**The problem:**
Rewrite the listing from the line with "Decompose this screenshot" to the line with "feature-list: 1：可以联网操作后台管理（配联通、移动的流量卡或者手机卡） 2：投币、刷卡、纸币…", putting "screen capture" in place of "screenshot" and leaving everything else as it stands.

**Given records:**

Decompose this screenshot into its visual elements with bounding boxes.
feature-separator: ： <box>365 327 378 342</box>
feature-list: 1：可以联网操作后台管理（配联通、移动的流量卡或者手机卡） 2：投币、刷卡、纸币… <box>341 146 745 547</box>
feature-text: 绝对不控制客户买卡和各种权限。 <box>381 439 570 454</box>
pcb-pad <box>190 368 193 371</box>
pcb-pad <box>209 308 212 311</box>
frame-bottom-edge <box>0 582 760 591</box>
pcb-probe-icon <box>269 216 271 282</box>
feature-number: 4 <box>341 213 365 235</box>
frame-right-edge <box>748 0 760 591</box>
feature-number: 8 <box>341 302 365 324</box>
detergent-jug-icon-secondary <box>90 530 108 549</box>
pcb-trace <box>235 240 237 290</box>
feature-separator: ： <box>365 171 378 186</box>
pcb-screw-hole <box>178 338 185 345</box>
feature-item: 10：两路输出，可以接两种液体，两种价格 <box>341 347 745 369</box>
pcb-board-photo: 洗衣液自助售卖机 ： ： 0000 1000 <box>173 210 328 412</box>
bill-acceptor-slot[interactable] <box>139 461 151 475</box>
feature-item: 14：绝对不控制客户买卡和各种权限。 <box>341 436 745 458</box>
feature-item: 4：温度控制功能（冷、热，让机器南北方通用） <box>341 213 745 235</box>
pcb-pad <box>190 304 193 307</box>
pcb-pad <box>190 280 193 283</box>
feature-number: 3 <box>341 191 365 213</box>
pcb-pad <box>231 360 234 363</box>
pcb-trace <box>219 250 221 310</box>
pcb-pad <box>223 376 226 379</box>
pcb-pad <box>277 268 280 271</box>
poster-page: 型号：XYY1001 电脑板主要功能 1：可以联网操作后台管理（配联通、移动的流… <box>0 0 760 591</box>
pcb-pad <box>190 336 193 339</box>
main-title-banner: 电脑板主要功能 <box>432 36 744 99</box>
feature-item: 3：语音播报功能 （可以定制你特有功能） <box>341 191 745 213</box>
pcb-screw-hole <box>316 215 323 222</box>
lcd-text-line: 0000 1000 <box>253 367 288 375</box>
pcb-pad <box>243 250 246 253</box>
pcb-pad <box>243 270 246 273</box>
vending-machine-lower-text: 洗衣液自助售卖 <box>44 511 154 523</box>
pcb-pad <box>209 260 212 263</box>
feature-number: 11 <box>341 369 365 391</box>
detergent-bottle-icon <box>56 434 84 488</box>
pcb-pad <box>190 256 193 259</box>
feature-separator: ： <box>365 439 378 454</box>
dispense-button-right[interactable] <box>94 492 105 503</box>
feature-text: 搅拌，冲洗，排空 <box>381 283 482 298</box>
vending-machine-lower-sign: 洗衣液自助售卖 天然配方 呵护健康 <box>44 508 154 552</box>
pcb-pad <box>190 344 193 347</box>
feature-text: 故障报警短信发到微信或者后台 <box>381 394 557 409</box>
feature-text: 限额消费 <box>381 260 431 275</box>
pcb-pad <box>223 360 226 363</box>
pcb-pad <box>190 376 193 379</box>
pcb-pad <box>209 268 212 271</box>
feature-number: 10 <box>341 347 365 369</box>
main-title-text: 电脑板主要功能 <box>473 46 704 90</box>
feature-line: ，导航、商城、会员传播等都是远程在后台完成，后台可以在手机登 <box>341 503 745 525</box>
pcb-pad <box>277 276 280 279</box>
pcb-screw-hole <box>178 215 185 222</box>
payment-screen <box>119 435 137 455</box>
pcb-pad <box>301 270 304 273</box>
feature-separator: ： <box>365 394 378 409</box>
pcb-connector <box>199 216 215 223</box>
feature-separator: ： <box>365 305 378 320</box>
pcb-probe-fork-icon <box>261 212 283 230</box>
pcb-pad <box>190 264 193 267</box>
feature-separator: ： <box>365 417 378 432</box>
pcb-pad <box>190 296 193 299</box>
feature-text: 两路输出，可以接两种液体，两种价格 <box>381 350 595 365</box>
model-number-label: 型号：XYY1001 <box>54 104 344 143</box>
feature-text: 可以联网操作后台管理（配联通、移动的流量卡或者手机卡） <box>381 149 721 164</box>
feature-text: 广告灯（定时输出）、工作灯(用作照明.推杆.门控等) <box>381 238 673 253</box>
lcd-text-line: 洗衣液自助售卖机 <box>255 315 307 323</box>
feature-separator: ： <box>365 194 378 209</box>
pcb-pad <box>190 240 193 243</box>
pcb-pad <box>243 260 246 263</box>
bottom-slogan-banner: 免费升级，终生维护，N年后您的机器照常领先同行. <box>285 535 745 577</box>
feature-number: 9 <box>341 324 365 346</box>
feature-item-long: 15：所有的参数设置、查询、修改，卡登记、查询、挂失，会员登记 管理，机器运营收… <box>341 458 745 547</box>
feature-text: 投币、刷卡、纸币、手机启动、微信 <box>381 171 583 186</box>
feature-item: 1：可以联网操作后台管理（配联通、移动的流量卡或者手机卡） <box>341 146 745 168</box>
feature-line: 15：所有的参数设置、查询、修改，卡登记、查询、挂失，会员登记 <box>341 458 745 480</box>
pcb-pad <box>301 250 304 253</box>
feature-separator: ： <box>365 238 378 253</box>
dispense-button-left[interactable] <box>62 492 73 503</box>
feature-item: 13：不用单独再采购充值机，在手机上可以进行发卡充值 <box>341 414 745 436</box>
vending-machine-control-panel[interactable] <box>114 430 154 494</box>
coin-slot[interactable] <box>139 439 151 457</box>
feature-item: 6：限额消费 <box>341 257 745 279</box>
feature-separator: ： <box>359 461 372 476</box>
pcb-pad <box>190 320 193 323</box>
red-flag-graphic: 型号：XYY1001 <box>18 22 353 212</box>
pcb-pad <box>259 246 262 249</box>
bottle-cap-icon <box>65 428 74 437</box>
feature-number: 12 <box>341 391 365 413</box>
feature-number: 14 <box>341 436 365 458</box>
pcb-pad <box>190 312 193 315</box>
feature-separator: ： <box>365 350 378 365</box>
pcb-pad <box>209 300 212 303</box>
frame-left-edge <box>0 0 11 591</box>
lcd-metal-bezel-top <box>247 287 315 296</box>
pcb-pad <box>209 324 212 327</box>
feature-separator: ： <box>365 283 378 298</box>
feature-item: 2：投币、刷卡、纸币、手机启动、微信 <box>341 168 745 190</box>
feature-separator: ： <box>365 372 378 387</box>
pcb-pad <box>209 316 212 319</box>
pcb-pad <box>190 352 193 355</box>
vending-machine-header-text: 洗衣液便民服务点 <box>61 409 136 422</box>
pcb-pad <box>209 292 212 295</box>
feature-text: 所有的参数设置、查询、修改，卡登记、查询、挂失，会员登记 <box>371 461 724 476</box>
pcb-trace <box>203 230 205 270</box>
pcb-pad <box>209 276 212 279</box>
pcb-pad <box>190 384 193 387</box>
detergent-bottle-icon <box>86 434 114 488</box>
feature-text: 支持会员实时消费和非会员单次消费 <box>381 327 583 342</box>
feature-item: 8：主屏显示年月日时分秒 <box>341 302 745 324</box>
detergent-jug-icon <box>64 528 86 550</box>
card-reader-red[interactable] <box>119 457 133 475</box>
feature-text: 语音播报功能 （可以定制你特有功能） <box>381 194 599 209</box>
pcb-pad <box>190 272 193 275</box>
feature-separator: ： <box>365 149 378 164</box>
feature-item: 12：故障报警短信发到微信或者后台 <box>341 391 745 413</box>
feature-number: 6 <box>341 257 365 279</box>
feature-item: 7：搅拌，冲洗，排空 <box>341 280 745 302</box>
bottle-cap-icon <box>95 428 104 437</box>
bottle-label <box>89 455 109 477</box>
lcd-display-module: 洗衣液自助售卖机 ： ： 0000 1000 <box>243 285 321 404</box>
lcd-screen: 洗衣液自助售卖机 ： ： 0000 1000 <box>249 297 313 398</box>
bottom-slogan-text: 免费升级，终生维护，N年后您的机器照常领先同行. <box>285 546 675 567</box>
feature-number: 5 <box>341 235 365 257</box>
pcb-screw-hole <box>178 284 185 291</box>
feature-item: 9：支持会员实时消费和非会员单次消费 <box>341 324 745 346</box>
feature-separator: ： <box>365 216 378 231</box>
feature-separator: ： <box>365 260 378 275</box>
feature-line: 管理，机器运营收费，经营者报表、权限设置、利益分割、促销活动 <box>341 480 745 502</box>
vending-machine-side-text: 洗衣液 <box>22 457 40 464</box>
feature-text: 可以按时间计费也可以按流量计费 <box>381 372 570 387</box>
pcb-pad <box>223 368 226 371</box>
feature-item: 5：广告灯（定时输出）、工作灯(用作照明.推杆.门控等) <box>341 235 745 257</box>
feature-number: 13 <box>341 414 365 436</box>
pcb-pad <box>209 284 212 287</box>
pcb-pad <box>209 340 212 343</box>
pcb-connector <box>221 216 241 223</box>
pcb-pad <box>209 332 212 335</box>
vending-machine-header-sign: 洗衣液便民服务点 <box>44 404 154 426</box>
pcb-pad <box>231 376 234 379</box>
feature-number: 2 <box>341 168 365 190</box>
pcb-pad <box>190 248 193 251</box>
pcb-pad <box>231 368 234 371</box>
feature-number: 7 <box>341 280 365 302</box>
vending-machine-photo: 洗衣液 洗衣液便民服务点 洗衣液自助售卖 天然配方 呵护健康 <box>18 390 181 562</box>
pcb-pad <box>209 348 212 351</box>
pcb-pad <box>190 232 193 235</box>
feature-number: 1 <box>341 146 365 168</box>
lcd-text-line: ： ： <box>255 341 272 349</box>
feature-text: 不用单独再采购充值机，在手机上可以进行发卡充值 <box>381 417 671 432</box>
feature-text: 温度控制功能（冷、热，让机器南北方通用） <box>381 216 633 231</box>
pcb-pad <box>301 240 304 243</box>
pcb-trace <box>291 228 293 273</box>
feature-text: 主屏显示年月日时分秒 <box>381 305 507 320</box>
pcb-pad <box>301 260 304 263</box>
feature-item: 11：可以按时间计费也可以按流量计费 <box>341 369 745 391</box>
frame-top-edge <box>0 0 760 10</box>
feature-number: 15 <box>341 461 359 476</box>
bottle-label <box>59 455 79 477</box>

---

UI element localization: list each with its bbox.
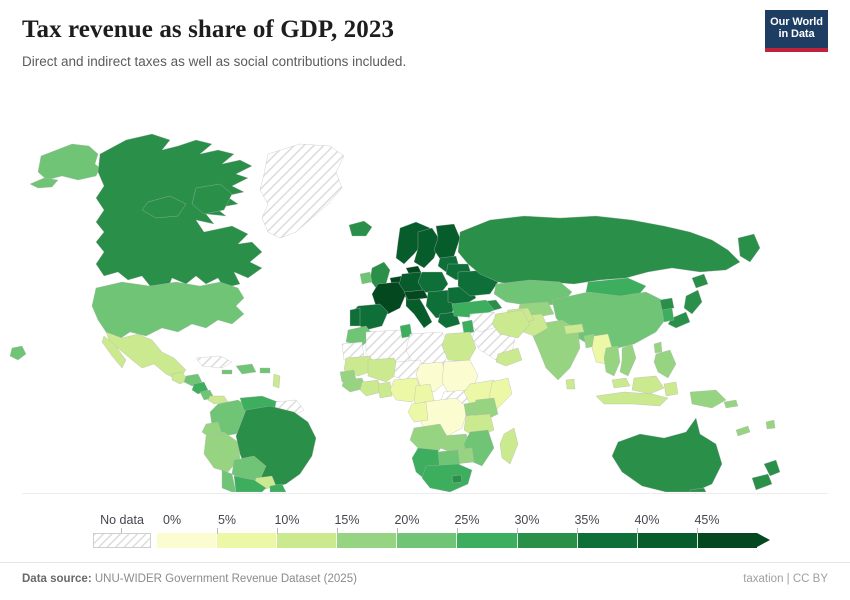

---

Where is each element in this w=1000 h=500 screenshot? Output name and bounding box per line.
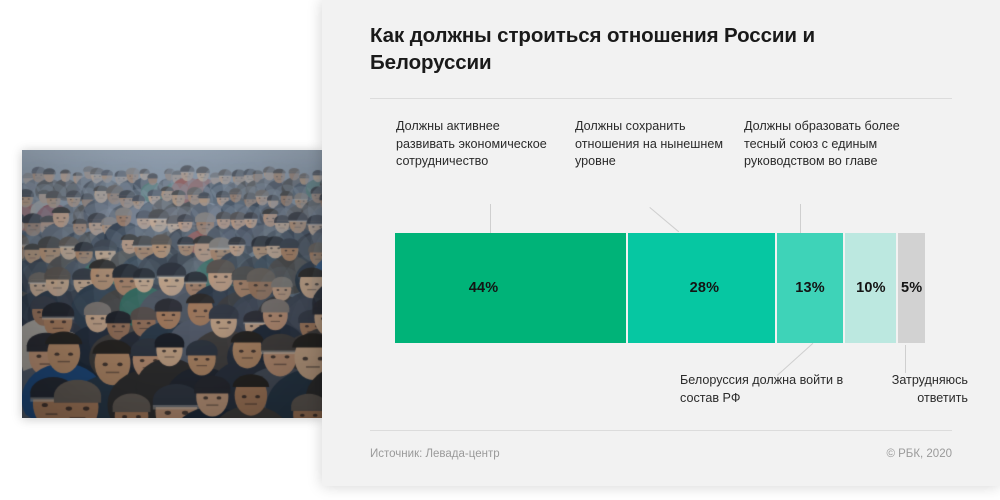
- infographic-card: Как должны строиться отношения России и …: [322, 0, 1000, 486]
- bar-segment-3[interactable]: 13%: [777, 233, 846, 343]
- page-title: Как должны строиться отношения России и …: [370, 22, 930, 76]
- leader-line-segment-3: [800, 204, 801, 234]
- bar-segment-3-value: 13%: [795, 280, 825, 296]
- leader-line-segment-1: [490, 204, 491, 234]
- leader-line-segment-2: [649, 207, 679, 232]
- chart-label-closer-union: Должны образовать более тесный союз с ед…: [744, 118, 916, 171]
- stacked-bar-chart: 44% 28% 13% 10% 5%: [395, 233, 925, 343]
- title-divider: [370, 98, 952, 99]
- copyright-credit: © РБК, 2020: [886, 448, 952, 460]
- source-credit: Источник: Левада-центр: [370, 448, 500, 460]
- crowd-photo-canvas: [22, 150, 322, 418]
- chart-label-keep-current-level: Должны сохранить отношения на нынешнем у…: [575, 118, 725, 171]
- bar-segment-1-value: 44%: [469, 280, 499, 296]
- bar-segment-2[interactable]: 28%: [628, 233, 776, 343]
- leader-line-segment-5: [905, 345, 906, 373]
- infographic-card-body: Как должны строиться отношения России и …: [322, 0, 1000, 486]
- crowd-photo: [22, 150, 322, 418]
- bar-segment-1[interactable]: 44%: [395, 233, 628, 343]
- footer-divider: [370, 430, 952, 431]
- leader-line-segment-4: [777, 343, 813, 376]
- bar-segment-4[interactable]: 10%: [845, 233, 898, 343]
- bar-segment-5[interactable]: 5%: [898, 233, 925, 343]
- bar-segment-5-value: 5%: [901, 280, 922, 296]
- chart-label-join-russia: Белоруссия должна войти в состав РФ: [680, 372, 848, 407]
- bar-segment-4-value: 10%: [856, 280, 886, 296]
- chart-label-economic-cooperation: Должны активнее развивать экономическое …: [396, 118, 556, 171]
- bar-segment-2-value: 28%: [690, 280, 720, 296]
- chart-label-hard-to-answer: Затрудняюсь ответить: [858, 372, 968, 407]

**Output:**
Decompose this screen capture into its visual elements with bounding boxes.
feature-separator: ： <box>365 327 378 342</box>
feature-list: 1：可以联网操作后台管理（配联通、移动的流量卡或者手机卡） 2：投币、刷卡、纸币… <box>341 146 745 547</box>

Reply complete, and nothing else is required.